=== Given task ===
Every line of the material below must be repeated exactly.

Some records:
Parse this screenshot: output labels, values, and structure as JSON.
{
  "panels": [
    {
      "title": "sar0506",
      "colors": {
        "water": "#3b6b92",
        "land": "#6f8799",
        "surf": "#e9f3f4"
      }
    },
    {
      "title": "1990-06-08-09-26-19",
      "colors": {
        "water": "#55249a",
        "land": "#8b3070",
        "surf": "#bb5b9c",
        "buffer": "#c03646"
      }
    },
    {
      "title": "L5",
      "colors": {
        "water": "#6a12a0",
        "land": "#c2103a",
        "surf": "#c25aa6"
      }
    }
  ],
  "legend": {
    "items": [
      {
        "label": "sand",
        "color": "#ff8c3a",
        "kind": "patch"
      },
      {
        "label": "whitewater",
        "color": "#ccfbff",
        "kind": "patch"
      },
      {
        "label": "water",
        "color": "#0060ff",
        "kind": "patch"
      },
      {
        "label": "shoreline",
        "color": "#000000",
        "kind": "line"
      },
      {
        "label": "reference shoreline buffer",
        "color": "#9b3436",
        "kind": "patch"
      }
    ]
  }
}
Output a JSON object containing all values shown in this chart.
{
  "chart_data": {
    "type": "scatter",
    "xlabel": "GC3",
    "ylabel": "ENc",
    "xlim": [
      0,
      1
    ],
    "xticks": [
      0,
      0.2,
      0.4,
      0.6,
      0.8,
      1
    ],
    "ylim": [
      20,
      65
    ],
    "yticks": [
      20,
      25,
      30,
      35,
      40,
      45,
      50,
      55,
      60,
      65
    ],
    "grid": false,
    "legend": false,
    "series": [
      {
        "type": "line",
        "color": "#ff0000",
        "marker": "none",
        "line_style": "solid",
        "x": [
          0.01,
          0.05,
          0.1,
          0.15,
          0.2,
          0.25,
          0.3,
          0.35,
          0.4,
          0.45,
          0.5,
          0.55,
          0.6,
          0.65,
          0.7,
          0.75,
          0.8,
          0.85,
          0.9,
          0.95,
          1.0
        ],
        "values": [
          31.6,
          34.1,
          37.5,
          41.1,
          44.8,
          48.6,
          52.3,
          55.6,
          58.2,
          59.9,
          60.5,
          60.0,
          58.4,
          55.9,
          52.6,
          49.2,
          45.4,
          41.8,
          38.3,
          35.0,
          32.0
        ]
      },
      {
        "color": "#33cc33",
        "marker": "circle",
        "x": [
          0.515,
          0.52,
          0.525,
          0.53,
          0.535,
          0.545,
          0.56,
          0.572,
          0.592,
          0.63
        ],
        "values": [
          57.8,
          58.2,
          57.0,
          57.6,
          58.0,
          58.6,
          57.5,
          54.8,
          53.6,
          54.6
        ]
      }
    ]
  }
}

=== Written reply ===
Parse this screenshot: output labels, values, and structure as JSON.
{
  "panels": [
    {
      "title": "sar0506",
      "colors": {
        "water": "#3b6b92",
        "land": "#6f8799",
        "surf": "#e9f3f4"
      }
    },
    {
      "title": "1990-06-08-09-26-19",
      "colors": {
        "water": "#55249a",
        "land": "#8b3070",
        "surf": "#bb5b9c",
        "buffer": "#c03646"
      }
    },
    {
      "title": "L5",
      "colors": {
        "water": "#6a12a0",
        "land": "#c2103a",
        "surf": "#c25aa6"
      }
    }
  ],
  "legend": {
    "items": [
      {
        "label": "sand",
        "color": "#ff8c3a",
        "kind": "patch"
      },
      {
        "label": "whitewater",
        "color": "#ccfbff",
        "kind": "patch"
      },
      {
        "label": "water",
        "color": "#0060ff",
        "kind": "patch"
      },
      {
        "label": "shoreline",
        "color": "#000000",
        "kind": "line"
      },
      {
        "label": "reference shoreline buffer",
        "color": "#9b3436",
        "kind": "patch"
      }
    ]
  }
}
Output a JSON object containing all values shown in this chart.
{
  "chart_data": {
    "type": "scatter",
    "xlabel": "GC3",
    "ylabel": "ENc",
    "xlim": [
      0,
      1
    ],
    "xticks": [
      0,
      0.2,
      0.4,
      0.6,
      0.8,
      1
    ],
    "ylim": [
      20,
      65
    ],
    "yticks": [
      20,
      25,
      30,
      35,
      40,
      45,
      50,
      55,
      60,
      65
    ],
    "grid": false,
    "legend": false,
    "series": [
      {
        "type": "line",
        "color": "#ff0000",
        "marker": "none",
        "line_style": "solid",
        "x": [
          0.01,
          0.05,
          0.1,
          0.15,
          0.2,
          0.25,
          0.3,
          0.35,
          0.4,
          0.45,
          0.5,
          0.55,
          0.6,
          0.65,
          0.7,
          0.75,
          0.8,
          0.85,
          0.9,
          0.95,
          1.0
        ],
        "values": [
          31.6,
          34.1,
          37.5,
          41.1,
          44.8,
          48.6,
          52.3,
          55.6,
          58.2,
          59.9,
          60.5,
          60.0,
          58.4,
          55.9,
          52.6,
          49.2,
          45.4,
          41.8,
          38.3,
          35.0,
          32.0
        ]
      },
      {
        "color": "#33cc33",
        "marker": "circle",
        "x": [
          0.515,
          0.52,
          0.525,
          0.53,
          0.535,
          0.545,
          0.56,
          0.572,
          0.592,
          0.63
        ],
        "values": [
          57.8,
          58.2,
          57.0,
          57.6,
          58.0,
          58.6,
          57.5,
          54.8,
          53.6,
          54.6
        ]
      }
    ]
  }
}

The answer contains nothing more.